** Task **
Pick every line from the data that holds the word "Liegenschaften".

** Supplied information **
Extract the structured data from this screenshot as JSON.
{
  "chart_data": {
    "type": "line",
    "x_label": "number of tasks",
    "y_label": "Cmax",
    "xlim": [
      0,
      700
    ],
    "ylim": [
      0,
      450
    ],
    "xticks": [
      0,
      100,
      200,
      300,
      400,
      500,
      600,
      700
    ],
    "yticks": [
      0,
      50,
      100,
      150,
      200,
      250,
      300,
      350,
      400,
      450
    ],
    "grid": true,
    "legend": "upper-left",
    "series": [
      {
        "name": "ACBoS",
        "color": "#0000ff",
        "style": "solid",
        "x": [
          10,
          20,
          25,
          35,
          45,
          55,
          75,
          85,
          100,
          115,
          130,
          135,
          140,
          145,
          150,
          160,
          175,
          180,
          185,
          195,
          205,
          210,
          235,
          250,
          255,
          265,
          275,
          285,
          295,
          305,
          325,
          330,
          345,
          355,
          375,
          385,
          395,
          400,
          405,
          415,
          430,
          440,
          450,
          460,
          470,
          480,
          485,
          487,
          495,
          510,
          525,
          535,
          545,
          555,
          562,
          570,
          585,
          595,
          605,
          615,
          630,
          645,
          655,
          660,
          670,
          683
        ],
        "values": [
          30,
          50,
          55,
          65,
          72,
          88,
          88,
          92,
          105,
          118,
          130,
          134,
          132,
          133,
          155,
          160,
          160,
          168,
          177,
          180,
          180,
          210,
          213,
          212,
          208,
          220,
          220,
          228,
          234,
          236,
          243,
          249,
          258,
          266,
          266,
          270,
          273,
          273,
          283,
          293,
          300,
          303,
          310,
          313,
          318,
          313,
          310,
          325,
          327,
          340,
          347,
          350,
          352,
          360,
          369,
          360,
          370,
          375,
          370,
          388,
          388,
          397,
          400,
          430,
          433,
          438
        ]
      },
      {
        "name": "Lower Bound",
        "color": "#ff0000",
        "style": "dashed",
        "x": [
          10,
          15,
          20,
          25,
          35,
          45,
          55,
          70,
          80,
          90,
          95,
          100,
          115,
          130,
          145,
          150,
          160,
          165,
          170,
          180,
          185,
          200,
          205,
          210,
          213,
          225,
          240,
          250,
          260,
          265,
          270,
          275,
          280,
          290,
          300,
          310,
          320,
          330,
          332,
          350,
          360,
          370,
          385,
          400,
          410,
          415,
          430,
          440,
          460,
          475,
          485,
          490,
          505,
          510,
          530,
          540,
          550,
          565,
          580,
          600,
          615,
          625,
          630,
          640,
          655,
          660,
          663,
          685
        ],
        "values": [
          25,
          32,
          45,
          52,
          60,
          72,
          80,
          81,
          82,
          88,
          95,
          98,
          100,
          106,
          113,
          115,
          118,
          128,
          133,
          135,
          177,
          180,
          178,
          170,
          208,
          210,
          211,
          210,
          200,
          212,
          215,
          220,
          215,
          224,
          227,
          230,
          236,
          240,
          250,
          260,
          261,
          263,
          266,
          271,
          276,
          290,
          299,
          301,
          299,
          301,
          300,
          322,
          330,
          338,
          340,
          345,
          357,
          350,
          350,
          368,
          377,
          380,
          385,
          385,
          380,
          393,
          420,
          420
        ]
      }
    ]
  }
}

---

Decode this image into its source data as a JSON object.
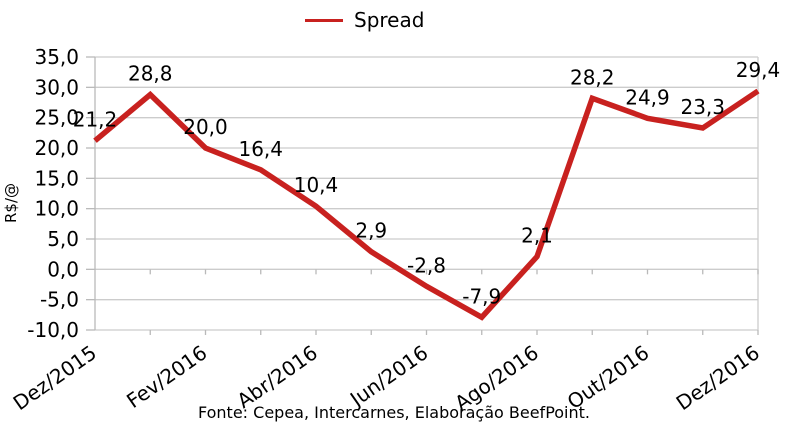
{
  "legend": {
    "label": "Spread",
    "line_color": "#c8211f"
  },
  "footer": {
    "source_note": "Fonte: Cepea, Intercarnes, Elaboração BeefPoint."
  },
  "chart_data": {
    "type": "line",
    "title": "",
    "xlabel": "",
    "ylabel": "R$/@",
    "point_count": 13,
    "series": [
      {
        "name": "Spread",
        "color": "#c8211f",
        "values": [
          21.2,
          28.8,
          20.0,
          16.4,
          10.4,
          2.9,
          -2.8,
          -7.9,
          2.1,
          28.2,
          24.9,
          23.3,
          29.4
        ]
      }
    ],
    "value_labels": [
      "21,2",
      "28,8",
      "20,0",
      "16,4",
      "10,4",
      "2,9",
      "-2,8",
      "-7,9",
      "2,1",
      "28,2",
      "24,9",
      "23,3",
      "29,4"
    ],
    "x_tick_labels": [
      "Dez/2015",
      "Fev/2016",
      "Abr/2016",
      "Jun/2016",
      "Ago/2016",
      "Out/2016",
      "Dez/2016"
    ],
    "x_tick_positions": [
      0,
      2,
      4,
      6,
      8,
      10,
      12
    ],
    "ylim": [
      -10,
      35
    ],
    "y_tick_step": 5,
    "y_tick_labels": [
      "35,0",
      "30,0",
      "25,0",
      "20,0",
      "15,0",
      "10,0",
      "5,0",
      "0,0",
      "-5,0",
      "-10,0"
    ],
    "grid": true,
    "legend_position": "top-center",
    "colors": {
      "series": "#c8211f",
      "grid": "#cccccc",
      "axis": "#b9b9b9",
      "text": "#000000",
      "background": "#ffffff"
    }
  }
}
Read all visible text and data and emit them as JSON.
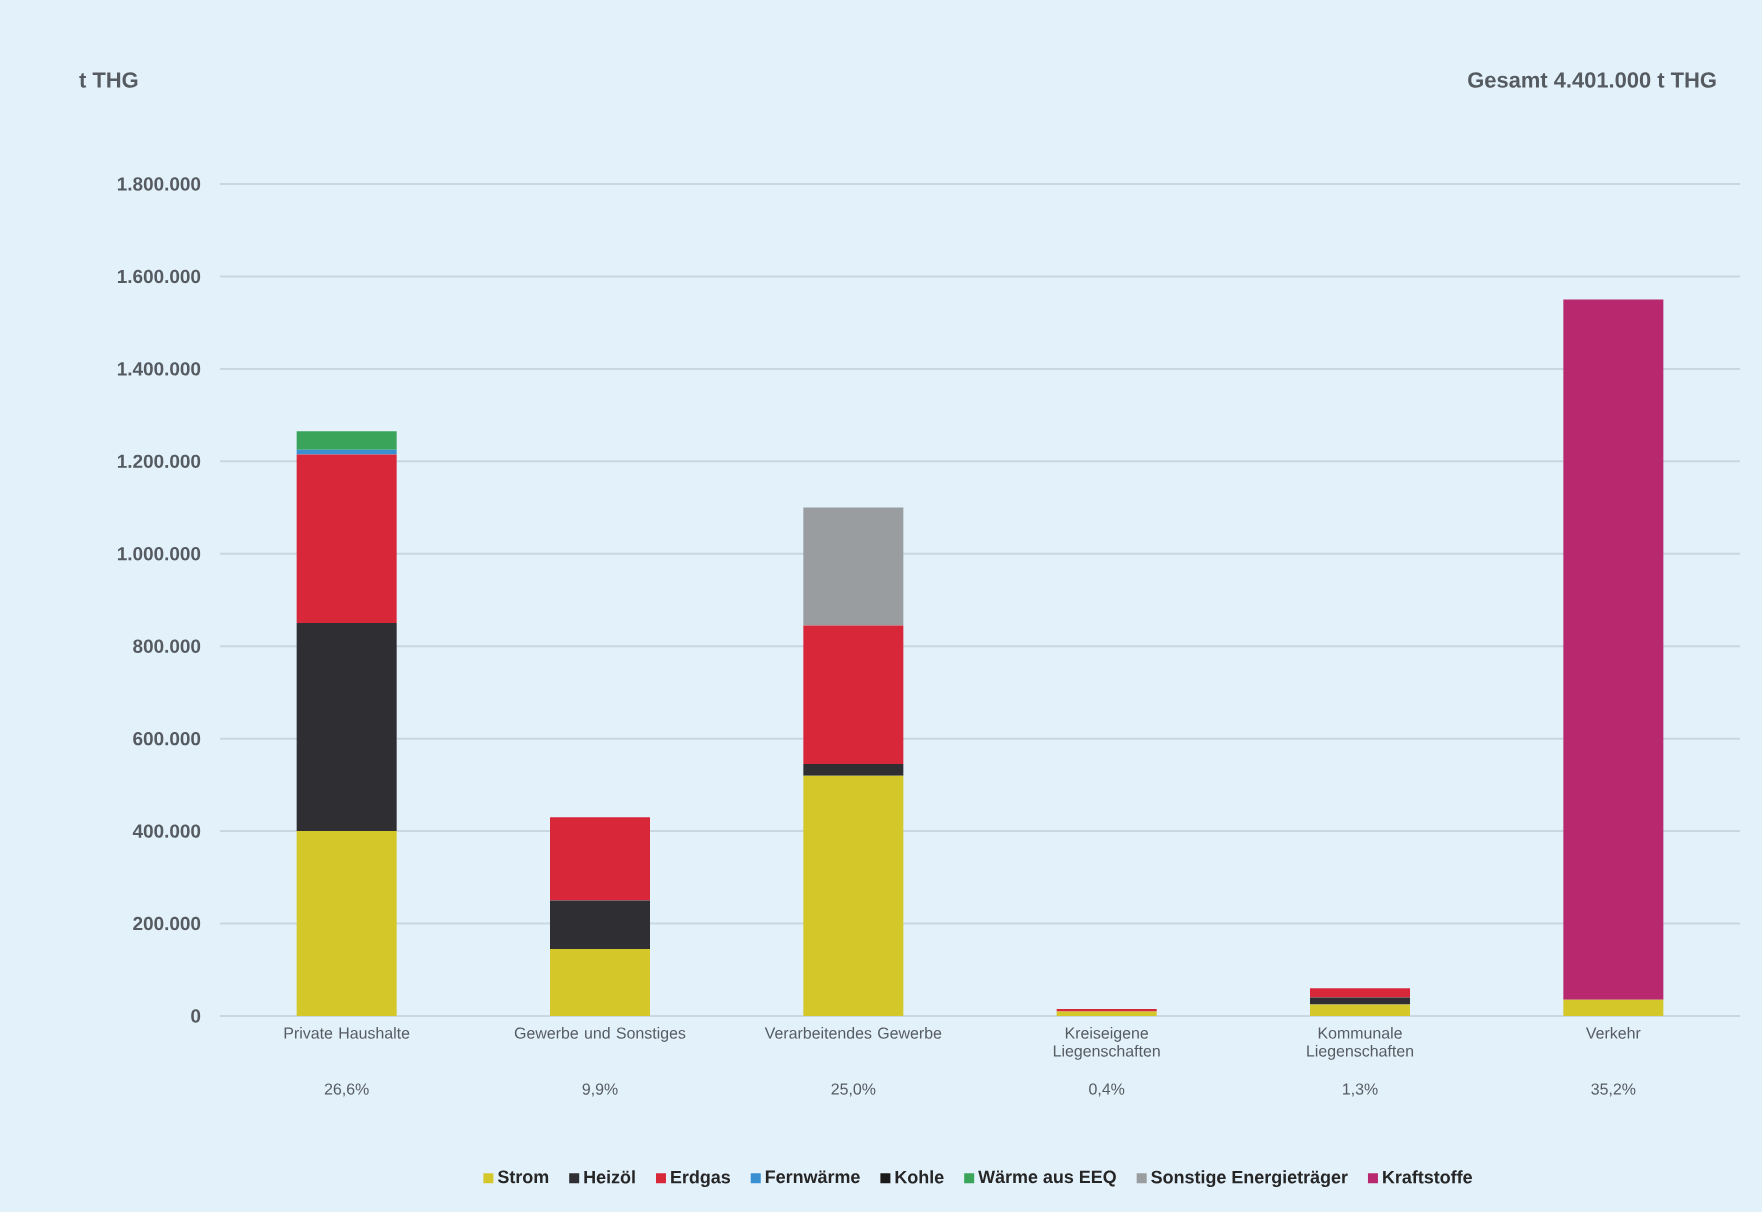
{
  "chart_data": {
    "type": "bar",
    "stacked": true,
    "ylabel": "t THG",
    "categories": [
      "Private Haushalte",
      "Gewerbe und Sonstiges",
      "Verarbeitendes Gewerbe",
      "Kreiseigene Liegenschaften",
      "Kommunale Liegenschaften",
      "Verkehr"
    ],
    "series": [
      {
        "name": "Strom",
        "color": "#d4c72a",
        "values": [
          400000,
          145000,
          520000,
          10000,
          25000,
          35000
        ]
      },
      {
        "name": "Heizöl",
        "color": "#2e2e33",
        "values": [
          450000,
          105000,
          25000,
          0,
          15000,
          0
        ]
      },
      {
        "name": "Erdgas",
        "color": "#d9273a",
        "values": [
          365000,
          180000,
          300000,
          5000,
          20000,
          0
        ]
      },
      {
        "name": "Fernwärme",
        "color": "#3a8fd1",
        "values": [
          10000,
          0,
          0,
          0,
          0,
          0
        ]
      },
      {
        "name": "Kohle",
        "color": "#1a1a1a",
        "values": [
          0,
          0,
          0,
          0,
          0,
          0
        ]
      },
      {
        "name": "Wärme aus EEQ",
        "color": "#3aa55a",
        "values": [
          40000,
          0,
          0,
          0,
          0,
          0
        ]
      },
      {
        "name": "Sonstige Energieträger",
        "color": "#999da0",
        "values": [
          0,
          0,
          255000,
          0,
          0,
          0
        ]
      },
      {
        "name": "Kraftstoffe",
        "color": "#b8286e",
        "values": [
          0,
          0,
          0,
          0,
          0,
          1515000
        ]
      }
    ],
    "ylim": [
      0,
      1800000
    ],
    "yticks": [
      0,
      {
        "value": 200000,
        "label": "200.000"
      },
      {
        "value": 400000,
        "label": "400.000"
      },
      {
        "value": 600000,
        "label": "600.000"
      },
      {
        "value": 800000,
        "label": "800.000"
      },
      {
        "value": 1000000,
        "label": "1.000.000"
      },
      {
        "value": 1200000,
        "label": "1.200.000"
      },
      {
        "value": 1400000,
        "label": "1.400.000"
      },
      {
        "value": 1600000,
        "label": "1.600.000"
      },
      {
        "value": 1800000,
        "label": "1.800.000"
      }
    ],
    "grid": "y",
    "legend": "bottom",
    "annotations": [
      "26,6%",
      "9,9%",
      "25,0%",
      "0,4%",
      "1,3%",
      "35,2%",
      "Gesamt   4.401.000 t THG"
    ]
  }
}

** Final result **
      "Kreiseigene Liegenschaften",
      "Kommunale Liegenschaften",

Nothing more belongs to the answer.